*** Given data

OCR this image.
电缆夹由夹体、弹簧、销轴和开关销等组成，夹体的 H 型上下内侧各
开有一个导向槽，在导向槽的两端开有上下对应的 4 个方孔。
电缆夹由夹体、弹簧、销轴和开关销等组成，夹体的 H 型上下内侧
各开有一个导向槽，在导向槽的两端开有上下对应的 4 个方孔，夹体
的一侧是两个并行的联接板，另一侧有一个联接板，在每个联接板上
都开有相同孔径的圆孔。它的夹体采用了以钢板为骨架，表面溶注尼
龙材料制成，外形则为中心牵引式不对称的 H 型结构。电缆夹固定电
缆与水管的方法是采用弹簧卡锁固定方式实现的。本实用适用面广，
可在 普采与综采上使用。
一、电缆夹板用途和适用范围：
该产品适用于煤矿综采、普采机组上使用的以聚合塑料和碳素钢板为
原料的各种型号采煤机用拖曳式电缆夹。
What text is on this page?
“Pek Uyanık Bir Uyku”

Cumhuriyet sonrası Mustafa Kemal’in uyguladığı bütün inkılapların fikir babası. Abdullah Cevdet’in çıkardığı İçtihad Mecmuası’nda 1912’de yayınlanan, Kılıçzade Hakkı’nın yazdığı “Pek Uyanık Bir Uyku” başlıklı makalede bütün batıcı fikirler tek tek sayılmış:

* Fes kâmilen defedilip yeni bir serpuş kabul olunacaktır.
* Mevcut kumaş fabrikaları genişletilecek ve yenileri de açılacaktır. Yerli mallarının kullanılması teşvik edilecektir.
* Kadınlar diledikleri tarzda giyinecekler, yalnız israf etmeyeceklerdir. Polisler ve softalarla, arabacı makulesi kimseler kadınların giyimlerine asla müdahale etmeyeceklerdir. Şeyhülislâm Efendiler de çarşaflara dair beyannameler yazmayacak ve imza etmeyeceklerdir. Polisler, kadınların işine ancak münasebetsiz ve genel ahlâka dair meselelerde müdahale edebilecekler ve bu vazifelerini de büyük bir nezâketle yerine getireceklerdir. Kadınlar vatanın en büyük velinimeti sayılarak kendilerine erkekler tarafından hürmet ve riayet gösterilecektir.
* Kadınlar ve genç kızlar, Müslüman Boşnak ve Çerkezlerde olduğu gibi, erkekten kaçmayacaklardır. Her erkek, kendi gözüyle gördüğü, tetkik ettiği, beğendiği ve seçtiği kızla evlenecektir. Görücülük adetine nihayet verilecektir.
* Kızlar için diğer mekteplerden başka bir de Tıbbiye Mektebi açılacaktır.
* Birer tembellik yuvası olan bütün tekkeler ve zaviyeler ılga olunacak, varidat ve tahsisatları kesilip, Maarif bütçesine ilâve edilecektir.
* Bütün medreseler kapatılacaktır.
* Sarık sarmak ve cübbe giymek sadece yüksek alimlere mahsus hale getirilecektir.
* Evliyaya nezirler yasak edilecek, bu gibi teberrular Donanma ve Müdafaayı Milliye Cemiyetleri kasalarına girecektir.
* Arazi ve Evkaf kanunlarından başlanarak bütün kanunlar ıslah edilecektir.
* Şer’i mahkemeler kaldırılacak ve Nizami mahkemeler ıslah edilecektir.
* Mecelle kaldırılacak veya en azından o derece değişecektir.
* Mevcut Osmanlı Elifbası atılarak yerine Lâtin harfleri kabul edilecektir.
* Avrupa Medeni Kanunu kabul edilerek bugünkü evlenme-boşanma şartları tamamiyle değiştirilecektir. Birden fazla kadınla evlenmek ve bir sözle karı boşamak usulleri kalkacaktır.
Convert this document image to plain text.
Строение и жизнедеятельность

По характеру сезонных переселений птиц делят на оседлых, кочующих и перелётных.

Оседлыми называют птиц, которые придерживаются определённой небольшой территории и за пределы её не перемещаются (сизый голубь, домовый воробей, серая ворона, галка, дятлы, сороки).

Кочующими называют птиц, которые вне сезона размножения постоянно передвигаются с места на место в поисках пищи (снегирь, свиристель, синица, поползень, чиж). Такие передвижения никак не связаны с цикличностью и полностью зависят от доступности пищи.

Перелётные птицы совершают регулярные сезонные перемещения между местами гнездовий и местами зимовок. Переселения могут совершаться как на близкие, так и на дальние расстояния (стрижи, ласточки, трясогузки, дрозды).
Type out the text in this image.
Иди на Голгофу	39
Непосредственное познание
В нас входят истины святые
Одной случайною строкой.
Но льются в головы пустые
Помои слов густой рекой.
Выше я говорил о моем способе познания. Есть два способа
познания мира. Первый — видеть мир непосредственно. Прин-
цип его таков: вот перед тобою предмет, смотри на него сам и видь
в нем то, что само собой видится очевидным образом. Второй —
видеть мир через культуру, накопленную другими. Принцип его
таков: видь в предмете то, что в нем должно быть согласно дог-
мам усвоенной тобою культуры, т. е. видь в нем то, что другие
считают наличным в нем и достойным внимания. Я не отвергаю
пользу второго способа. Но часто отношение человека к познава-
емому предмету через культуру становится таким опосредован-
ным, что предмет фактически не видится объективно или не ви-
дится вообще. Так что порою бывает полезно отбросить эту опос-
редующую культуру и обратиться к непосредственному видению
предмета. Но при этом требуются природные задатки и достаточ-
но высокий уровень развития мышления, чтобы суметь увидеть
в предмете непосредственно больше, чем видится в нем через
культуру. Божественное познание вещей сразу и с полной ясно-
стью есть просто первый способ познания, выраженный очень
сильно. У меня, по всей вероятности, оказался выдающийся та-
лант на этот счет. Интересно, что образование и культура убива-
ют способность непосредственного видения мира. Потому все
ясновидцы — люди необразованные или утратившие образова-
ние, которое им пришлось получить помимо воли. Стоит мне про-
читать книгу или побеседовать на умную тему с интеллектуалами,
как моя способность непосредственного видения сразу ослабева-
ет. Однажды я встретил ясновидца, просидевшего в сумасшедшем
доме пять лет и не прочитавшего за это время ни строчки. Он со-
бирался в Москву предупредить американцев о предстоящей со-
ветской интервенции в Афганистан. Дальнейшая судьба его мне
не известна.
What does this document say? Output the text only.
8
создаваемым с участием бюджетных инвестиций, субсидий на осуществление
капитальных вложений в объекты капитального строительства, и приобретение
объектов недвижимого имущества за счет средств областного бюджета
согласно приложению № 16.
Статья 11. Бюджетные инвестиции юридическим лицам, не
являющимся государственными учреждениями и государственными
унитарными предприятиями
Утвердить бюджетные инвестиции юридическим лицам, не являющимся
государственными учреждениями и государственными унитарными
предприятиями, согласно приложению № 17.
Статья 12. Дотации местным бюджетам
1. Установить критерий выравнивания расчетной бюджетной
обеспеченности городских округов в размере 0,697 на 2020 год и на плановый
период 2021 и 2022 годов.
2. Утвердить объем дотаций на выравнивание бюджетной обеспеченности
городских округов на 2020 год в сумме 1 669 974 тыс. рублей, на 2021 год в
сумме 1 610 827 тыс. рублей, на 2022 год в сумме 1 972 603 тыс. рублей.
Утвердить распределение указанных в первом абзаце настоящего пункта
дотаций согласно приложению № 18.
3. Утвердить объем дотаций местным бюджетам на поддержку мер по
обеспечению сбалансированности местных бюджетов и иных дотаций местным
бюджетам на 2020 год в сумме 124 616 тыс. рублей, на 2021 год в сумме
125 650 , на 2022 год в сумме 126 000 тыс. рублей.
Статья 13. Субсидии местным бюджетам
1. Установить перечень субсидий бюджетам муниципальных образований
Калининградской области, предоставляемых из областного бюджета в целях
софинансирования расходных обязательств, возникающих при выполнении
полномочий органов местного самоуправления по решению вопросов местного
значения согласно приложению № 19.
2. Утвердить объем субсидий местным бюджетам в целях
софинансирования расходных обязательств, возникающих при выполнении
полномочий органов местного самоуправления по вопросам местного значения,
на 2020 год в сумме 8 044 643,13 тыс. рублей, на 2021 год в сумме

******

=== Written instruction ===
Retype the entries one by one, exactly.

=== Answer for this exercise ===
OCR this image.
电缆夹由夹体、弹簧、销轴和开关销等组成，夹体的 H 型上下内侧各
开有一个导向槽，在导向槽的两端开有上下对应的 4 个方孔。
电缆夹由夹体、弹簧、销轴和开关销等组成，夹体的 H 型上下内侧
各开有一个导向槽，在导向槽的两端开有上下对应的 4 个方孔，夹体
的一侧是两个并行的联接板，另一侧有一个联接板，在每个联接板上
都开有相同孔径的圆孔。它的夹体采用了以钢板为骨架，表面溶注尼
龙材料制成，外形则为中心牵引式不对称的 H 型结构。电缆夹固定电
缆与水管的方法是采用弹簧卡锁固定方式实现的。本实用适用面广，
可在 普采与综采上使用。
一、电缆夹板用途和适用范围：
该产品适用于煤矿综采、普采机组上使用的以聚合塑料和碳素钢板为
原料的各种型号采煤机用拖曳式电缆夹。
What text is on this page?
“Pek Uyanık Bir Uyku”

Cumhuriyet sonrası Mustafa Kemal’in uyguladığı bütün inkılapların fikir babası. Abdullah Cevdet’in çıkardığı İçtihad Mecmuası’nda 1912’de yayınlanan, Kılıçzade Hakkı’nın yazdığı “Pek Uyanık Bir Uyku” başlıklı makalede bütün batıcı fikirler tek tek sayılmış:

* Fes kâmilen defedilip yeni bir serpuş kabul olunacaktır.
* Mevcut kumaş fabrikaları genişletilecek ve yenileri de açılacaktır. Yerli mallarının kullanılması teşvik edilecektir.
* Kadınlar diledikleri tarzda giyinecekler, yalnız israf etmeyeceklerdir. Polisler ve softalarla, arabacı makulesi kimseler kadınların giyimlerine asla müdahale etmeyeceklerdir. Şeyhülislâm Efendiler de çarşaflara dair beyannameler yazmayacak ve imza etmeyeceklerdir. Polisler, kadınların işine ancak münasebetsiz ve genel ahlâka dair meselelerde müdahale edebilecekler ve bu vazifelerini de büyük bir nezâketle yerine getireceklerdir. Kadınlar vatanın en büyük velinimeti sayılarak kendilerine erkekler tarafından hürmet ve riayet gösterilecektir.
* Kadınlar ve genç kızlar, Müslüman Boşnak ve Çerkezlerde olduğu gibi, erkekten kaçmayacaklardır. Her erkek, kendi gözüyle gördüğü, tetkik ettiği, beğendiği ve seçtiği kızla evlenecektir. Görücülük adetine nihayet verilecektir.
* Kızlar için diğer mekteplerden başka bir de Tıbbiye Mektebi açılacaktır.
* Birer tembellik yuvası olan bütün tekkeler ve zaviyeler ılga olunacak, varidat ve tahsisatları kesilip, Maarif bütçesine ilâve edilecektir.
* Bütün medreseler kapatılacaktır.
* Sarık sarmak ve cübbe giymek sadece yüksek alimlere mahsus hale getirilecektir.
* Evliyaya nezirler yasak edilecek, bu gibi teberrular Donanma ve Müdafaayı Milliye Cemiyetleri kasalarına girecektir.
* Arazi ve Evkaf kanunlarından başlanarak bütün kanunlar ıslah edilecektir.
* Şer’i mahkemeler kaldırılacak ve Nizami mahkemeler ıslah edilecektir.
* Mecelle kaldırılacak veya en azından o derece değişecektir.
* Mevcut Osmanlı Elifbası atılarak yerine Lâtin harfleri kabul edilecektir.
* Avrupa Medeni Kanunu kabul edilerek bugünkü evlenme-boşanma şartları tamamiyle değiştirilecektir. Birden fazla kadınla evlenmek ve bir sözle karı boşamak usulleri kalkacaktır.
Convert this document image to plain text.
Строение и жизнедеятельность

По характеру сезонных переселений птиц делят на оседлых, кочующих и перелётных.

Оседлыми называют птиц, которые придерживаются определённой небольшой территории и за пределы её не перемещаются (сизый голубь, домовый воробей, серая ворона, галка, дятлы, сороки).

Кочующими называют птиц, которые вне сезона размножения постоянно передвигаются с места на место в поисках пищи (снегирь, свиристель, синица, поползень, чиж). Такие передвижения никак не связаны с цикличностью и полностью зависят от доступности пищи.

Перелётные птицы совершают регулярные сезонные перемещения между местами гнездовий и местами зимовок. Переселения могут совершаться как на близкие, так и на дальние расстояния (стрижи, ласточки, трясогузки, дрозды).
Type out the text in this image.
Иди на Голгофу	39
Непосредственное познание
В нас входят истины святые
Одной случайною строкой.
Но льются в головы пустые
Помои слов густой рекой.
Выше я говорил о моем способе познания. Есть два способа
познания мира. Первый — видеть мир непосредственно. Прин-
цип его таков: вот перед тобою предмет, смотри на него сам и видь
в нем то, что само собой видится очевидным образом. Второй —
видеть мир через культуру, накопленную другими. Принцип его
таков: видь в предмете то, что в нем должно быть согласно дог-
мам усвоенной тобою культуры, т. е. видь в нем то, что другие
считают наличным в нем и достойным внимания. Я не отвергаю
пользу второго способа. Но часто отношение человека к познава-
емому предмету через культуру становится таким опосредован-
ным, что предмет фактически не видится объективно или не ви-
дится вообще. Так что порою бывает полезно отбросить эту опос-
редующую культуру и обратиться к непосредственному видению
предмета. Но при этом требуются природные задатки и достаточ-
но высокий уровень развития мышления, чтобы суметь увидеть
в предмете непосредственно больше, чем видится в нем через
культуру. Божественное познание вещей сразу и с полной ясно-
стью есть просто первый способ познания, выраженный очень
сильно. У меня, по всей вероятности, оказался выдающийся та-
лант на этот счет. Интересно, что образование и культура убива-
ют способность непосредственного видения мира. Потому все
ясновидцы — люди необразованные или утратившие образова-
ние, которое им пришлось получить помимо воли. Стоит мне про-
читать книгу или побеседовать на умную тему с интеллектуалами,
как моя способность непосредственного видения сразу ослабева-
ет. Однажды я встретил ясновидца, просидевшего в сумасшедшем
доме пять лет и не прочитавшего за это время ни строчки. Он со-
бирался в Москву предупредить американцев о предстоящей со-
ветской интервенции в Афганистан. Дальнейшая судьба его мне
не известна.
What does this document say? Output the text only.
8
создаваемым с участием бюджетных инвестиций, субсидий на осуществление
капитальных вложений в объекты капитального строительства, и приобретение
объектов недвижимого имущества за счет средств областного бюджета
согласно приложению № 16.
Статья 11. Бюджетные инвестиции юридическим лицам, не
являющимся государственными учреждениями и государственными
унитарными предприятиями
Утвердить бюджетные инвестиции юридическим лицам, не являющимся
государственными учреждениями и государственными унитарными
предприятиями, согласно приложению № 17.
Статья 12. Дотации местным бюджетам
1. Установить критерий выравнивания расчетной бюджетной
обеспеченности городских округов в размере 0,697 на 2020 год и на плановый
период 2021 и 2022 годов.
2. Утвердить объем дотаций на выравнивание бюджетной обеспеченности
городских округов на 2020 год в сумме 1 669 974 тыс. рублей, на 2021 год в
сумме 1 610 827 тыс. рублей, на 2022 год в сумме 1 972 603 тыс. рублей.
Утвердить распределение указанных в первом абзаце настоящего пункта
дотаций согласно приложению № 18.
3. Утвердить объем дотаций местным бюджетам на поддержку мер по
обеспечению сбалансированности местных бюджетов и иных дотаций местным
бюджетам на 2020 год в сумме 124 616 тыс. рублей, на 2021 год в сумме
125 650 , на 2022 год в сумме 126 000 тыс. рублей.
Статья 13. Субсидии местным бюджетам
1. Установить перечень субсидий бюджетам муниципальных образований
Калининградской области, предоставляемых из областного бюджета в целях
софинансирования расходных обязательств, возникающих при выполнении
полномочий органов местного самоуправления по решению вопросов местного
значения согласно приложению № 19.
2. Утвердить объем субсидий местным бюджетам в целях
софинансирования расходных обязательств, возникающих при выполнении
полномочий органов местного самоуправления по вопросам местного значения,
на 2020 год в сумме 8 044 643,13 тыс. рублей, на 2021 год в сумме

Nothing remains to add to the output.